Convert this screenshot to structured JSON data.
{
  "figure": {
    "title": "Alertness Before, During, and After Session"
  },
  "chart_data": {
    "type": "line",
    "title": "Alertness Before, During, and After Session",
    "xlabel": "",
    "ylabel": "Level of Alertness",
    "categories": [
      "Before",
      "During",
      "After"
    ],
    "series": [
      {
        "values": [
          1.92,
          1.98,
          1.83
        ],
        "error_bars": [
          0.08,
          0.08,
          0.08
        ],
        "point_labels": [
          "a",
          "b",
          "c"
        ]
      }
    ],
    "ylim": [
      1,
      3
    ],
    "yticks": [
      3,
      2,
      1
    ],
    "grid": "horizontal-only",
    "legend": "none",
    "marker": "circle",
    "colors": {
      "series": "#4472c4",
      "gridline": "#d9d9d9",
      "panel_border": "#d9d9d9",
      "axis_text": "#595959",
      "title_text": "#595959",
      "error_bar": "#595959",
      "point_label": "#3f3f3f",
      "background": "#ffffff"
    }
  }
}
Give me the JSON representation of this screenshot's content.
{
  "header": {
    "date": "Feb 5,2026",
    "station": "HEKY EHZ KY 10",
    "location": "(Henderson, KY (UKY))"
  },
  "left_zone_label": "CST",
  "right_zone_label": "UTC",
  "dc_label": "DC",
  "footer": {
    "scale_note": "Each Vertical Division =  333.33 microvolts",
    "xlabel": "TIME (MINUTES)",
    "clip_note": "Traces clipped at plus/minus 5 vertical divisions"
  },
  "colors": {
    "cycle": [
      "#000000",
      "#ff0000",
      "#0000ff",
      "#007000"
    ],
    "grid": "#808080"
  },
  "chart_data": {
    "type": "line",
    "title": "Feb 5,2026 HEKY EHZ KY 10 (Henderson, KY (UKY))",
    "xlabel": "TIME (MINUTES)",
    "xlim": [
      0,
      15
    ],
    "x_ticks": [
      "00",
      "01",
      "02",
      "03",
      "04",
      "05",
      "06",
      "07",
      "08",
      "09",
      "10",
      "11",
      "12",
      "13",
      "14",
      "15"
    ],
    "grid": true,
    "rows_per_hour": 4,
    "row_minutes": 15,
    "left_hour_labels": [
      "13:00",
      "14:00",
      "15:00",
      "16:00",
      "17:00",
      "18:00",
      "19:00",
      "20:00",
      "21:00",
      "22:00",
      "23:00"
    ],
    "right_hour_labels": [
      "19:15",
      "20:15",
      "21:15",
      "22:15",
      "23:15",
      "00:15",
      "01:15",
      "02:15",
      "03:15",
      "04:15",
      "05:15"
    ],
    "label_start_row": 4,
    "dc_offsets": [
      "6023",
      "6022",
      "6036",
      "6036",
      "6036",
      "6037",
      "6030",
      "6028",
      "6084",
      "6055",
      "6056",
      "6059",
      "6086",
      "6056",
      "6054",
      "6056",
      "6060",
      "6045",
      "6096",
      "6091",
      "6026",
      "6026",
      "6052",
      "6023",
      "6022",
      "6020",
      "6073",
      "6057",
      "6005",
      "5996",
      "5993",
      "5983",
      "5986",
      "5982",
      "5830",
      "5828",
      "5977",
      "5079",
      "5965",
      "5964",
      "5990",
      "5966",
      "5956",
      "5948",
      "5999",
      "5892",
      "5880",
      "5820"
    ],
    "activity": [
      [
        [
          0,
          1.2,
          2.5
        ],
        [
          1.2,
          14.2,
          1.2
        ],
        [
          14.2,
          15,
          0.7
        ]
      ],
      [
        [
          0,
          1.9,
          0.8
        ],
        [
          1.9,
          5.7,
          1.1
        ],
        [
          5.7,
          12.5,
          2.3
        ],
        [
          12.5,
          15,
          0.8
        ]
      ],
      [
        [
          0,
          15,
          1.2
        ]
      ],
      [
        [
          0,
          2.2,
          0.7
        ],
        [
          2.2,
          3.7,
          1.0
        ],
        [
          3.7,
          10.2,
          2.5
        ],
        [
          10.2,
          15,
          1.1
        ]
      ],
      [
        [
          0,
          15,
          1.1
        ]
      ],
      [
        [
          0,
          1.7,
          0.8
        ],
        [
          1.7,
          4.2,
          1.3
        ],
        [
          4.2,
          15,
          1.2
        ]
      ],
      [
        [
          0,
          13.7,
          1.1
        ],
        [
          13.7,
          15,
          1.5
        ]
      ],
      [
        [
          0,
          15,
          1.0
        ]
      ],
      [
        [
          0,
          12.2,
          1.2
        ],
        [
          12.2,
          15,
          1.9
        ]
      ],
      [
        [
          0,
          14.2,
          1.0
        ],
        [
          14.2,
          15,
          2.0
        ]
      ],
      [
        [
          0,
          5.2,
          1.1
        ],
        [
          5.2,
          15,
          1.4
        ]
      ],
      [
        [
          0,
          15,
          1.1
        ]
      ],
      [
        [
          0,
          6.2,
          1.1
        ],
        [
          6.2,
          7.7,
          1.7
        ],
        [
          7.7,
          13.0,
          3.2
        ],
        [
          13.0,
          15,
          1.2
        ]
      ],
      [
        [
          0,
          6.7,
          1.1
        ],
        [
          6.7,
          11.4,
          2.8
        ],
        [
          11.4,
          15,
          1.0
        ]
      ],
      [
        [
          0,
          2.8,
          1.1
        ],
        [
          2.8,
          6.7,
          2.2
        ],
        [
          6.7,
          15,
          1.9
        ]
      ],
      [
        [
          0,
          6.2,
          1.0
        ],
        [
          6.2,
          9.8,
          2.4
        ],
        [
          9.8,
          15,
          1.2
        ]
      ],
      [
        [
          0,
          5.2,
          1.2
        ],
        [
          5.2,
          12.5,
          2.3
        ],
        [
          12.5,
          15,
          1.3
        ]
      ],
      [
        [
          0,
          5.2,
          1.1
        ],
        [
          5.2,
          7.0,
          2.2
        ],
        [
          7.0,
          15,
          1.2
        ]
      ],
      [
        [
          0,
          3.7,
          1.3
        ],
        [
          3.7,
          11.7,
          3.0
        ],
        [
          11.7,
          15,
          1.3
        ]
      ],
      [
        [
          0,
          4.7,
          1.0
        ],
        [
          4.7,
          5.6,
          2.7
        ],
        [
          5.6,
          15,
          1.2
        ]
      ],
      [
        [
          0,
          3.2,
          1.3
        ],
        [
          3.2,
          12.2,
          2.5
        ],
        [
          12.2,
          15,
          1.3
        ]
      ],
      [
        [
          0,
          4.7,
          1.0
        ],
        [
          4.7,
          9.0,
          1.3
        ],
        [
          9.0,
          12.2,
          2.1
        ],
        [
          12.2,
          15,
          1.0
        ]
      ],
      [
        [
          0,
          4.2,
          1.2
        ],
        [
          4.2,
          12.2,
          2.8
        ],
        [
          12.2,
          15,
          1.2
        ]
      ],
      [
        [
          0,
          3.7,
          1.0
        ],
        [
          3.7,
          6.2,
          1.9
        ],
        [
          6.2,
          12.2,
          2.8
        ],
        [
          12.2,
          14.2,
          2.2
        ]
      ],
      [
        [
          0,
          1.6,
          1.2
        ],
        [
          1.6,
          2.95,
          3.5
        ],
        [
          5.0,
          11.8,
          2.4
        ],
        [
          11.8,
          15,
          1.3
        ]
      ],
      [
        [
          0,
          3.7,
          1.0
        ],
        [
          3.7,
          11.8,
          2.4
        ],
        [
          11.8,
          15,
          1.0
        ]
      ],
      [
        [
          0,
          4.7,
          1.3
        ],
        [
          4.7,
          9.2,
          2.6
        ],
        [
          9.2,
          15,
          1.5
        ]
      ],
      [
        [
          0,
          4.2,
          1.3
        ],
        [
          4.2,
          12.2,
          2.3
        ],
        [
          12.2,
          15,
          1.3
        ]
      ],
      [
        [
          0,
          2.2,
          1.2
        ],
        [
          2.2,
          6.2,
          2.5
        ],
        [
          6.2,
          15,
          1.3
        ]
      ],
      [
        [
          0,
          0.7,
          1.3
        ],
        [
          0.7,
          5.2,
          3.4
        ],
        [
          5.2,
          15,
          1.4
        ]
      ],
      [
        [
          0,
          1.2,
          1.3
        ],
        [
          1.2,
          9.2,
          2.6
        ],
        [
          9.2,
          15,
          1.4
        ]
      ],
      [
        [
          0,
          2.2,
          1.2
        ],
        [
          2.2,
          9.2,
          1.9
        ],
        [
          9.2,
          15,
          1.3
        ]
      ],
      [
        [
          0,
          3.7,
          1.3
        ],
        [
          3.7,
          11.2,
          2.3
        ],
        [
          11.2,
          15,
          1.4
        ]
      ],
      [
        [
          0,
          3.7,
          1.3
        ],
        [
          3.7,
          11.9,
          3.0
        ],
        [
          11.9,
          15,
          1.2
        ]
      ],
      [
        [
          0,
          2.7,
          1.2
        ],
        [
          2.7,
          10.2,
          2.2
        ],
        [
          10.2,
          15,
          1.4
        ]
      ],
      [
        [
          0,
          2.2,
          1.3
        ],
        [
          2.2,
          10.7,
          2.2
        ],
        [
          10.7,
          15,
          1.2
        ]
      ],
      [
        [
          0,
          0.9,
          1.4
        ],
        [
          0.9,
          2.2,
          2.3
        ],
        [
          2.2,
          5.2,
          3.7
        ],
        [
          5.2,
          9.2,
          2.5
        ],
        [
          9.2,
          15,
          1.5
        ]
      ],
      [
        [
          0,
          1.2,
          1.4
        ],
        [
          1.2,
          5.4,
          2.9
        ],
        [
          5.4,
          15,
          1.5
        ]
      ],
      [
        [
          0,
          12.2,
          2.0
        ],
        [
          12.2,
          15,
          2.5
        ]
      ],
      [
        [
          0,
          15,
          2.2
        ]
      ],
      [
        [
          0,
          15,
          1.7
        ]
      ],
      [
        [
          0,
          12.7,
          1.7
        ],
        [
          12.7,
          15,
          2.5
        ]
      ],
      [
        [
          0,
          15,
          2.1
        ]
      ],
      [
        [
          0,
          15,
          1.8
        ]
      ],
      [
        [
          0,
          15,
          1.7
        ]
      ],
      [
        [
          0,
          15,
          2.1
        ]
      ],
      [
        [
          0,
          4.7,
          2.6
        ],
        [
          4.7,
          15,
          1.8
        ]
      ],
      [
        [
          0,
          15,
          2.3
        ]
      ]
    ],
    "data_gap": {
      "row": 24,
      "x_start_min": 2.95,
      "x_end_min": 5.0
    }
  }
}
····················
● PROBLEM DESCRIPTION: List each line of the records that holds the string "After".

● SOLUTION TO THE EXERCISE:
    "title": "Alertness Before, During, and After Session"
    "title": "Alertness Before, During, and After Session",
      "After"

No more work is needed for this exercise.